** Begin **

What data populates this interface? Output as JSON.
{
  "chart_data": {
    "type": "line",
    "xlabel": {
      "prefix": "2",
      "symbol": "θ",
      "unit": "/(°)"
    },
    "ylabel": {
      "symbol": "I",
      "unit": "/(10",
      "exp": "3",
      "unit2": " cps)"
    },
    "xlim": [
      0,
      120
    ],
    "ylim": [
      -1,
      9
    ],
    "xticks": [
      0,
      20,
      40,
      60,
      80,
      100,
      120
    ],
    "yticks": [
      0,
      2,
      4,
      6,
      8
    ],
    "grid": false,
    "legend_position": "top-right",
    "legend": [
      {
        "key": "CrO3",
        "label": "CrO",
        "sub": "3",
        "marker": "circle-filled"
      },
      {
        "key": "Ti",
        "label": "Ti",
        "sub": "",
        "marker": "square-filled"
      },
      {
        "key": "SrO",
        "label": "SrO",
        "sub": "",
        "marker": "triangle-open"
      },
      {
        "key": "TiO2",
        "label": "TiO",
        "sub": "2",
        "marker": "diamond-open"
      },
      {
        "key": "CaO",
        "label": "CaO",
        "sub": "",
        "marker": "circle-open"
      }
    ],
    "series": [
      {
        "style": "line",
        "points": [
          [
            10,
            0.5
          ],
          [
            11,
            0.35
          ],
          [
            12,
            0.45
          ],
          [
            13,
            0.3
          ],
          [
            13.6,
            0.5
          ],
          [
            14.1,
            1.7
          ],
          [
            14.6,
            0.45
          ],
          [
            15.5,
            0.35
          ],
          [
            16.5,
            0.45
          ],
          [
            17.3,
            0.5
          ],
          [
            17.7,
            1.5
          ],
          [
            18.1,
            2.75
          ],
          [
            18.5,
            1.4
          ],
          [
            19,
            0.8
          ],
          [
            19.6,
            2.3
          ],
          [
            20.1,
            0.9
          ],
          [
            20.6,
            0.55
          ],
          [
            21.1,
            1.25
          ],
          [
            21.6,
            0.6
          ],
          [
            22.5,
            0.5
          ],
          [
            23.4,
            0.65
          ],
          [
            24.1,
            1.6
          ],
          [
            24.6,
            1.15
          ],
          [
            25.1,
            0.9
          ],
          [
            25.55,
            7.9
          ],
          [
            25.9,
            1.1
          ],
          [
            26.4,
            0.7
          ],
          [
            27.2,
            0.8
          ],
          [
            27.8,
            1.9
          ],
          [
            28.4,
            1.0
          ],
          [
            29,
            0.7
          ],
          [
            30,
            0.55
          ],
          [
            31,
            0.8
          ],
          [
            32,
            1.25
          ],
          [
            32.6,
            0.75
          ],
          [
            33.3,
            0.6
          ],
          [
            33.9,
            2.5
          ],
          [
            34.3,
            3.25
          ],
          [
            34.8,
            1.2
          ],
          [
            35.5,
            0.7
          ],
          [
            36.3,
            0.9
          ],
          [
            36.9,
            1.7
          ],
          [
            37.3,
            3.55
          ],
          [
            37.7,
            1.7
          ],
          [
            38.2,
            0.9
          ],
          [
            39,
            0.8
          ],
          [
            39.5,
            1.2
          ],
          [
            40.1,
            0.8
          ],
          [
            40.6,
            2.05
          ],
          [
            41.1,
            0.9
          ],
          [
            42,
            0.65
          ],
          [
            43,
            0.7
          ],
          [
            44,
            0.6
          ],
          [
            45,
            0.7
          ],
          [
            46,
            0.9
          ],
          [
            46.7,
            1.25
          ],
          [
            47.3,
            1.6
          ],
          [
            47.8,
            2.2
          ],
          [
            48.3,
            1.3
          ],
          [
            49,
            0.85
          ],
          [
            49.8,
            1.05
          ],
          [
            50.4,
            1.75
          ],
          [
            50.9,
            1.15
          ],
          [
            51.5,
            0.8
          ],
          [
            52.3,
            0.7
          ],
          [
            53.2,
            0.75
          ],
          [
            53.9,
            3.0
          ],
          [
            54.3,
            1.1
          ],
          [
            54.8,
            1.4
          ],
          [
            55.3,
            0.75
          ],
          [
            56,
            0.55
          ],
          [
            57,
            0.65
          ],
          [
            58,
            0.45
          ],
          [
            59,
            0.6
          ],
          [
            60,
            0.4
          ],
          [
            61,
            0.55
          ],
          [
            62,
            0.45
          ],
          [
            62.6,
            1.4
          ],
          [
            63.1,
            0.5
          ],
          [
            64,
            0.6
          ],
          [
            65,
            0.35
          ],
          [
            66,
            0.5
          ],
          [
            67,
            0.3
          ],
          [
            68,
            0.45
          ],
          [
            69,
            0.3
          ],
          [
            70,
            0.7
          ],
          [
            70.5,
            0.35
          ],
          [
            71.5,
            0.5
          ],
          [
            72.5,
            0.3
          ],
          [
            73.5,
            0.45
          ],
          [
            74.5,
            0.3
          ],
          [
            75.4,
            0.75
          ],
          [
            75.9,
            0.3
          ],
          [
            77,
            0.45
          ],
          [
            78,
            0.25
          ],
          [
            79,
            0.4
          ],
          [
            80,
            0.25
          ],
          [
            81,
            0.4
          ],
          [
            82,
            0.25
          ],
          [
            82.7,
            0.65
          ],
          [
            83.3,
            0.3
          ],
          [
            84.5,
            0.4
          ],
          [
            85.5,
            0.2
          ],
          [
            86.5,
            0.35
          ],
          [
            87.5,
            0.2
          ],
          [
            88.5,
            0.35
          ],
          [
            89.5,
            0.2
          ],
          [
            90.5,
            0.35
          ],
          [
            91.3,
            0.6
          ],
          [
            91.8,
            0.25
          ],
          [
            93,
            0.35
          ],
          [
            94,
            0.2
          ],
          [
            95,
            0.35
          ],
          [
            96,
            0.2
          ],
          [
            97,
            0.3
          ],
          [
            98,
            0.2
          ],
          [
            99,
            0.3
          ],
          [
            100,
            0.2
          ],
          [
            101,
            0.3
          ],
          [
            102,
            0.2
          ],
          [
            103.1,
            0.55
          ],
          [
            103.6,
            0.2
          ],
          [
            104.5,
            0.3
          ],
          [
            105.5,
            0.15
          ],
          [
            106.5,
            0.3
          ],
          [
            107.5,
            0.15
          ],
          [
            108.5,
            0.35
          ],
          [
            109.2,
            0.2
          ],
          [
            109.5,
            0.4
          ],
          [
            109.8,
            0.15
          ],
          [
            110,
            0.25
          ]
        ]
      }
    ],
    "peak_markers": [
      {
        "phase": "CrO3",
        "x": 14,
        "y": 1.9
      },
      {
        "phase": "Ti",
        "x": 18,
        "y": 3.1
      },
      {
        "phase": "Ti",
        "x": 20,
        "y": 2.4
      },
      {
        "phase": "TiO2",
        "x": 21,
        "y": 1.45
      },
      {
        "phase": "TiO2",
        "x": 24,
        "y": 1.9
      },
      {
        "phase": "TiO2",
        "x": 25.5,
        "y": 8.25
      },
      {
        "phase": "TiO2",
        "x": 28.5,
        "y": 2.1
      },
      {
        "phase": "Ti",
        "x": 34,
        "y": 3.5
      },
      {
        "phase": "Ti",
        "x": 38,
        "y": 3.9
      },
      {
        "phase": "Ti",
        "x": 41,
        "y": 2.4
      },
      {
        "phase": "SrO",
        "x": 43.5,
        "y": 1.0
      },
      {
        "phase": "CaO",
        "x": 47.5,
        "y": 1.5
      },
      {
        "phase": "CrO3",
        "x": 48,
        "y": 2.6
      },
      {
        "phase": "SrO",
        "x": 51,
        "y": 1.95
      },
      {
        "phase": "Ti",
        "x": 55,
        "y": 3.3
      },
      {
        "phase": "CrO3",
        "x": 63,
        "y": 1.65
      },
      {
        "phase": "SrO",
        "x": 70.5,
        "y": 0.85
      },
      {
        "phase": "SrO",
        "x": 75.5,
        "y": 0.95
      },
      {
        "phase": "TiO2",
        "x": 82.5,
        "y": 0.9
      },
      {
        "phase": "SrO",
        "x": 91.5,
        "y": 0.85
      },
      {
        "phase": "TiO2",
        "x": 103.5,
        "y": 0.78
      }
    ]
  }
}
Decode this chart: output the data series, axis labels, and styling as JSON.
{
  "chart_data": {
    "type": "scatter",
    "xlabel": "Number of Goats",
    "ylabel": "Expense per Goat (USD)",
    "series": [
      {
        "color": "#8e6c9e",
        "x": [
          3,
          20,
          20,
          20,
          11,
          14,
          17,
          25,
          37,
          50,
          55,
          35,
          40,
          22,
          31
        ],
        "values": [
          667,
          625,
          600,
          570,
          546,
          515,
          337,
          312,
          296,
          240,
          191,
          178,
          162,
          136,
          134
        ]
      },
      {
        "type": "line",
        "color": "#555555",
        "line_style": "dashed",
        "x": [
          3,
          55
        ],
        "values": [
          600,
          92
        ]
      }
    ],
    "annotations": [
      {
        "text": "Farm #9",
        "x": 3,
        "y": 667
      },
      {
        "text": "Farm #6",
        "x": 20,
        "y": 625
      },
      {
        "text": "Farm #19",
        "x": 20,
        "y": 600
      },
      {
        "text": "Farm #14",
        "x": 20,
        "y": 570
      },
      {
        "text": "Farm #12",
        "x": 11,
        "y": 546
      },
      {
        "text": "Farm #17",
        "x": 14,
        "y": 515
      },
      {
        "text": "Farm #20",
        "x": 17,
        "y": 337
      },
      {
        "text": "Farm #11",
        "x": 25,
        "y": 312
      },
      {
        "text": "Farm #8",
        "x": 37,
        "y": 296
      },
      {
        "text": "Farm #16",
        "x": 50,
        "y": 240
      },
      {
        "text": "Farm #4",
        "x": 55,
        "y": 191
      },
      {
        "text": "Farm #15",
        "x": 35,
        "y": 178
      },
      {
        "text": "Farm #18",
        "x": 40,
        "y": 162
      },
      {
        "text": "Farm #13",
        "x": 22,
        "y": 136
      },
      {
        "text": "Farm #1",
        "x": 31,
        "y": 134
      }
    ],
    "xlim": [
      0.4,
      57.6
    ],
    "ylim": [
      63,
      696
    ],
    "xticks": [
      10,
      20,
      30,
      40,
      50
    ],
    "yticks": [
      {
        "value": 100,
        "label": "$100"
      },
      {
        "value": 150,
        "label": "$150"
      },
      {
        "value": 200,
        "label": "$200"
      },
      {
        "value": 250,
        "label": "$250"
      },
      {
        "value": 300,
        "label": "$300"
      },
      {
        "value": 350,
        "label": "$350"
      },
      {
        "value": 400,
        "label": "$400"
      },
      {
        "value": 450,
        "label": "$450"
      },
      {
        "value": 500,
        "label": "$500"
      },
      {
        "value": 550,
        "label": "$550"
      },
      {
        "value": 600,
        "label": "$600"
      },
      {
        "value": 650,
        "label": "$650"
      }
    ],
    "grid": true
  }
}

** End **

What you need to do> Each line above that includes "this" should be shown.

Result of the task>
What data populates this interface? Output as JSON.
Decode this chart: output the data series, axis labels, and styling as JSON.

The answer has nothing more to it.